* [Exercício breve A]: Cite na íntegra a notícia sobre a parceria do Banco Postal entre o governo e o Bradesco.

* [Texto extraído]:
------
Hélio Costa reclama que contrato atual é ruim; banco diz que não teve retorno esperado

Segundo o ministro, governo não tem lucro com parceria, que rendeu à União receita de R$ 628,1 milhões entre 2002 e 2006

SHEILA D'AMORIM
HUMBERTO MEDINA

DA SUCURSAL DE BRASÍLIA

Depois da ameaça do ministro Hélio Costa (Comunicações) de retomar o Banco Postal, governo e Bradesco começam a rediscutir a parceria firmada em 2001. Em jogo está um investimento de cerca de R$ 262 milhões do maior banco privado do país num contrato polêmico para explorar serviços bancários nas agências dos Correios, que rendeu ao governo receita de R$ 628,1 milhões entre 2002 e 2006.
Apesar da quantia envolvida, o ministro afirmou que o Banco Postal é um negócio ruim para o governo. "Estamos apenas pagando as despesas dessa operação. Empata. E o lucro? Fica todo com o Bradesco", disse.
------
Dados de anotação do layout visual
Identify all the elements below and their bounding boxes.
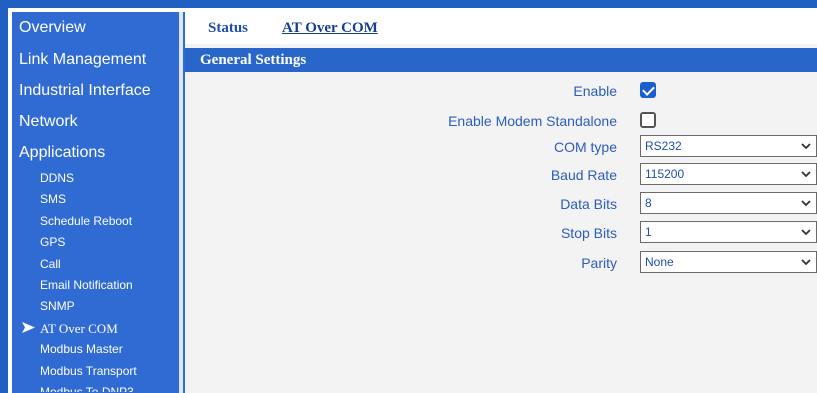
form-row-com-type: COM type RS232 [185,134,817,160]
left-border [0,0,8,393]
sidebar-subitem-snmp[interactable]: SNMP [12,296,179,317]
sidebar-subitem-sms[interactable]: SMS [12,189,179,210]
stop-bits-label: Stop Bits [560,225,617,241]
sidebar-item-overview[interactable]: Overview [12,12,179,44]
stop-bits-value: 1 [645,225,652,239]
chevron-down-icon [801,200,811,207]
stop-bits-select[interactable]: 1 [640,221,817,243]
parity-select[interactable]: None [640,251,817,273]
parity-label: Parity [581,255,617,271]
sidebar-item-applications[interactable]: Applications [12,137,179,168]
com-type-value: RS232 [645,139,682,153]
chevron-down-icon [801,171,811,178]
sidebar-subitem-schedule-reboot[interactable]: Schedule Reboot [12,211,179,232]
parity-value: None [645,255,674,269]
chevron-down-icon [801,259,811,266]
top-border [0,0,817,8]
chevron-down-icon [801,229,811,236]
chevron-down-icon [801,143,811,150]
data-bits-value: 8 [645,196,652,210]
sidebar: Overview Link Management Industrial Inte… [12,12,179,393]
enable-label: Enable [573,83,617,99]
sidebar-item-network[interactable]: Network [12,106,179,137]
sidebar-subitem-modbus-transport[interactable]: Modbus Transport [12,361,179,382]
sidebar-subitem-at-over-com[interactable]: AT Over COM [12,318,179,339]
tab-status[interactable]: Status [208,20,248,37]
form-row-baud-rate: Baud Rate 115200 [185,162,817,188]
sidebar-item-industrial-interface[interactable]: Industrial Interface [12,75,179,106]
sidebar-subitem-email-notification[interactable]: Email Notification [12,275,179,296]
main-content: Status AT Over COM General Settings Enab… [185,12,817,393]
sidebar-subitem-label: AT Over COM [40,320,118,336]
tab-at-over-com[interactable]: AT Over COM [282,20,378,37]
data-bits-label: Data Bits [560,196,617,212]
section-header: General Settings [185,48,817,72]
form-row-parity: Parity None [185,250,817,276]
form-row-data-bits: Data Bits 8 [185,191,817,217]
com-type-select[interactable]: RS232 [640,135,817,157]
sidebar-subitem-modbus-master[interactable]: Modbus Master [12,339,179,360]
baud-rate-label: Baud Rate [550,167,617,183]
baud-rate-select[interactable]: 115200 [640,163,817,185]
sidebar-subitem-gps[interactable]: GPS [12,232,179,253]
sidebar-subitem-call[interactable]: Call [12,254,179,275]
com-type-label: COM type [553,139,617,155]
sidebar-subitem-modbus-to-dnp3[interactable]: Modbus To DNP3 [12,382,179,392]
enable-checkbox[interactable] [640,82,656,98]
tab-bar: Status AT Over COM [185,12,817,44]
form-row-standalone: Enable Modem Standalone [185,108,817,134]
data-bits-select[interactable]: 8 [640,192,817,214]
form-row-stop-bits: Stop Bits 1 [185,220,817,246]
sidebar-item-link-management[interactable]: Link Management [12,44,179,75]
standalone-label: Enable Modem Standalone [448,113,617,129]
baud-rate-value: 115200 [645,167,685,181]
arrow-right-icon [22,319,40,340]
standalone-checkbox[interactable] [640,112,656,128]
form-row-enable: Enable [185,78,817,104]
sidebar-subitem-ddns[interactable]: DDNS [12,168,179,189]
------
* [Exercício breve B]: Coloque em uma tabela Markdown, com as colunas Nº e Linha, as linhas da listagem desde a que contém "form-row-com-type: COM type" até a que contém "stop-bits-label: Stop Bits [560,225,617,241]", ambas incluídas e sem linhas em branco.

* [Solução escrita A]:
Hélio Costa reclama que contrato atual é ruim; banco diz que não teve retorno esperado

Segundo o ministro, governo não tem lucro com parceria, que rendeu à União receita de R$ 628,1 milhões entre 2002 e 2006

SHEILA D'AMORIM
HUMBERTO MEDINA

DA SUCURSAL DE BRASÍLIA

Depois da ameaça do ministro Hélio Costa (Comunicações) de retomar o Banco Postal, governo e Bradesco começam a rediscutir a parceria firmada em 2001. Em jogo está um investimento de cerca de R$ 262 milhões do maior banco privado do país num contrato polêmico para explorar serviços bancários nas agências dos Correios, que rendeu ao governo receita de R$ 628,1 milhões entre 2002 e 2006.
Apesar da quantia envolvida, o ministro afirmou que o Banco Postal é um negócio ruim para o governo. "Estamos apenas pagando as despesas dessa operação. Empata. E o lucro? Fica todo com o Bradesco", disse.

* [Solução escrita B]:
| Nº | Linha |
|---|---|
| 1 | form-row-com-type: COM type RS232 [185,134,817,160] |
| 2 | left-border [0,0,8,393] |
| 3 | sidebar-subitem-snmp[interactable]: SNMP [12,296,179,317] |
| 4 | sidebar-subitem-sms[interactable]: SMS [12,189,179,210] |
| 5 | stop-bits-label: Stop Bits [560,225,617,241] |